— START OF Data shown —

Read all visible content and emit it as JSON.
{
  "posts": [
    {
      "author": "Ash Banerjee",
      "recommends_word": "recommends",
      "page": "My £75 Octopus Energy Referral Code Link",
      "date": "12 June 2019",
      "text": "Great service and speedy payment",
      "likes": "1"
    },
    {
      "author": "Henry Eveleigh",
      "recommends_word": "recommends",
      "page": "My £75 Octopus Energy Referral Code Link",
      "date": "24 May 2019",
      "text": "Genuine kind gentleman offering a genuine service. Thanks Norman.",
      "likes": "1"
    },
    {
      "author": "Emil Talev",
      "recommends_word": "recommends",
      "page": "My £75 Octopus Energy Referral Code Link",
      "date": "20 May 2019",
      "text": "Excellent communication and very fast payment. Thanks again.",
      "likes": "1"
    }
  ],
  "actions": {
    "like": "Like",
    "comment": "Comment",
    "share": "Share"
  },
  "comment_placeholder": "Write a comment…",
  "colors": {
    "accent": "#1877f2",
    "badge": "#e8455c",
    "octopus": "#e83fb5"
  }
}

— END OF Data shown —

*The exercise:* Faithfully transcribe the whole of the data.

*Full response:*
Read all visible content and emit it as JSON.
{
  "posts": [
    {
      "author": "Ash Banerjee",
      "recommends_word": "recommends",
      "page": "My £75 Octopus Energy Referral Code Link",
      "date": "12 June 2019",
      "text": "Great service and speedy payment",
      "likes": "1"
    },
    {
      "author": "Henry Eveleigh",
      "recommends_word": "recommends",
      "page": "My £75 Octopus Energy Referral Code Link",
      "date": "24 May 2019",
      "text": "Genuine kind gentleman offering a genuine service. Thanks Norman.",
      "likes": "1"
    },
    {
      "author": "Emil Talev",
      "recommends_word": "recommends",
      "page": "My £75 Octopus Energy Referral Code Link",
      "date": "20 May 2019",
      "text": "Excellent communication and very fast payment. Thanks again.",
      "likes": "1"
    }
  ],
  "actions": {
    "like": "Like",
    "comment": "Comment",
    "share": "Share"
  },
  "comment_placeholder": "Write a comment…",
  "colors": {
    "accent": "#1877f2",
    "badge": "#e8455c",
    "octopus": "#e83fb5"
  }
}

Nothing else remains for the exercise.